• **WRITTEN REQUEST**: Omit all pictures and give the records below again exactly as written.

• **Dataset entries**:
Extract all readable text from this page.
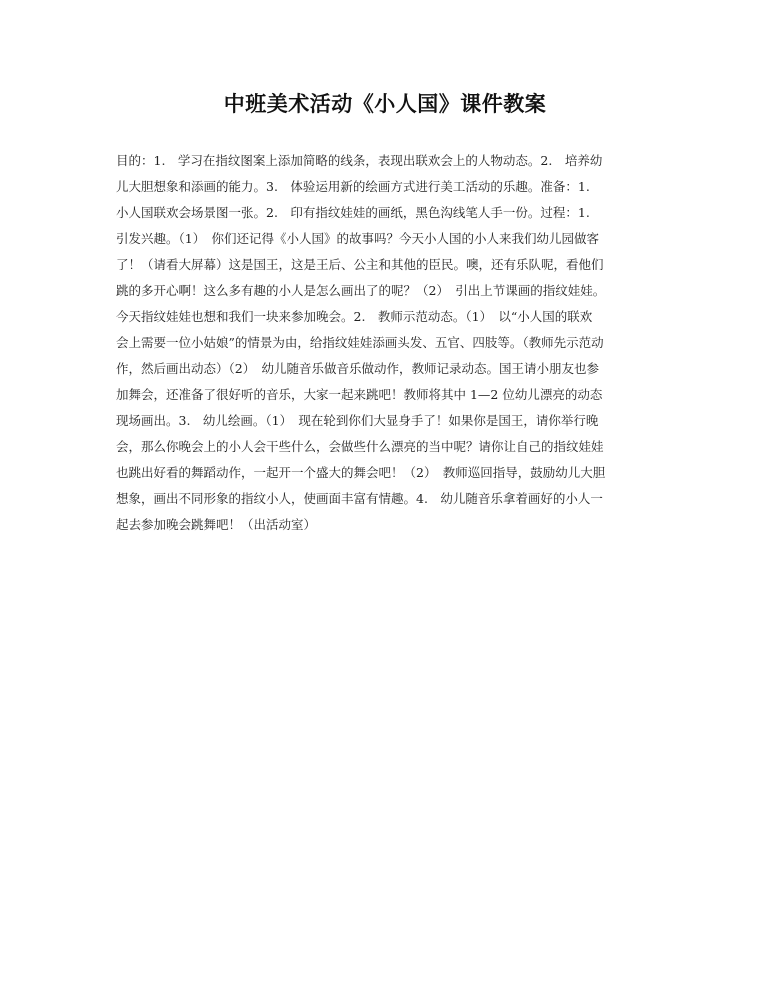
中班美术活动《小人国》课件教案
目的：1.　学习在指纹图案上添加简略的线条，表现出联欢会上的人物动态。2.　培养幼
儿大胆想象和添画的能力。3.　体验运用新的绘画方式进行美工活动的乐趣。准备：1.
小人国联欢会场景图一张。2.　印有指纹娃娃的画纸，黑色沟线笔人手一份。过程：1.
引发兴趣。（1）　你们还记得《小人国》的故事吗？今天小人国的小人来我们幼儿园做客
了！（请看大屏幕）这是国王，这是王后、公主和其他的臣民。噢，还有乐队呢，看他们
跳的多开心啊！这么多有趣的小人是怎么画出了的呢？（2）　引出上节课画的指纹娃娃。
今天指纹娃娃也想和我们一块来参加晚会。2.　教师示范动态。（1）　以“小人国的联欢
会上需要一位小姑娘”的情景为由，给指纹娃娃添画头发、五官、四肢等。（教师先示范动
作，然后画出动态）（2）　幼儿随音乐做音乐做动作，教师记录动态。国王请小朋友也参
加舞会，还准备了很好听的音乐，大家一起来跳吧！教师将其中 1—2 位幼儿漂亮的动态
现场画出。3.　幼儿绘画。（1）　现在轮到你们大显身手了！如果你是国王，请你举行晚
会，那么你晚会上的小人会干些什么，会做些什么漂亮的当中呢？请你让自己的指纹娃娃
也跳出好看的舞蹈动作，一起开一个盛大的舞会吧！（2）　教师巡回指导，鼓励幼儿大胆
想象，画出不同形象的指纹小人，使画面丰富有情趣。4.　幼儿随音乐拿着画好的小人一
起去参加晚会跳舞吧！（出活动室）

• **COMPLETE RESPONSE**:
Extract all readable text from this page.
中班美术活动《小人国》课件教案
目的：1.　学习在指纹图案上添加简略的线条，表现出联欢会上的人物动态。2.　培养幼
儿大胆想象和添画的能力。3.　体验运用新的绘画方式进行美工活动的乐趣。准备：1.
小人国联欢会场景图一张。2.　印有指纹娃娃的画纸，黑色沟线笔人手一份。过程：1.
引发兴趣。（1）　你们还记得《小人国》的故事吗？今天小人国的小人来我们幼儿园做客
了！（请看大屏幕）这是国王，这是王后、公主和其他的臣民。噢，还有乐队呢，看他们
跳的多开心啊！这么多有趣的小人是怎么画出了的呢？（2）　引出上节课画的指纹娃娃。
今天指纹娃娃也想和我们一块来参加晚会。2.　教师示范动态。（1）　以“小人国的联欢
会上需要一位小姑娘”的情景为由，给指纹娃娃添画头发、五官、四肢等。（教师先示范动
作，然后画出动态）（2）　幼儿随音乐做音乐做动作，教师记录动态。国王请小朋友也参
加舞会，还准备了很好听的音乐，大家一起来跳吧！教师将其中 1—2 位幼儿漂亮的动态
现场画出。3.　幼儿绘画。（1）　现在轮到你们大显身手了！如果你是国王，请你举行晚
会，那么你晚会上的小人会干些什么，会做些什么漂亮的当中呢？请你让自己的指纹娃娃
也跳出好看的舞蹈动作，一起开一个盛大的舞会吧！（2）　教师巡回指导，鼓励幼儿大胆
想象，画出不同形象的指纹小人，使画面丰富有情趣。4.　幼儿随音乐拿着画好的小人一
起去参加晚会跳舞吧！（出活动室）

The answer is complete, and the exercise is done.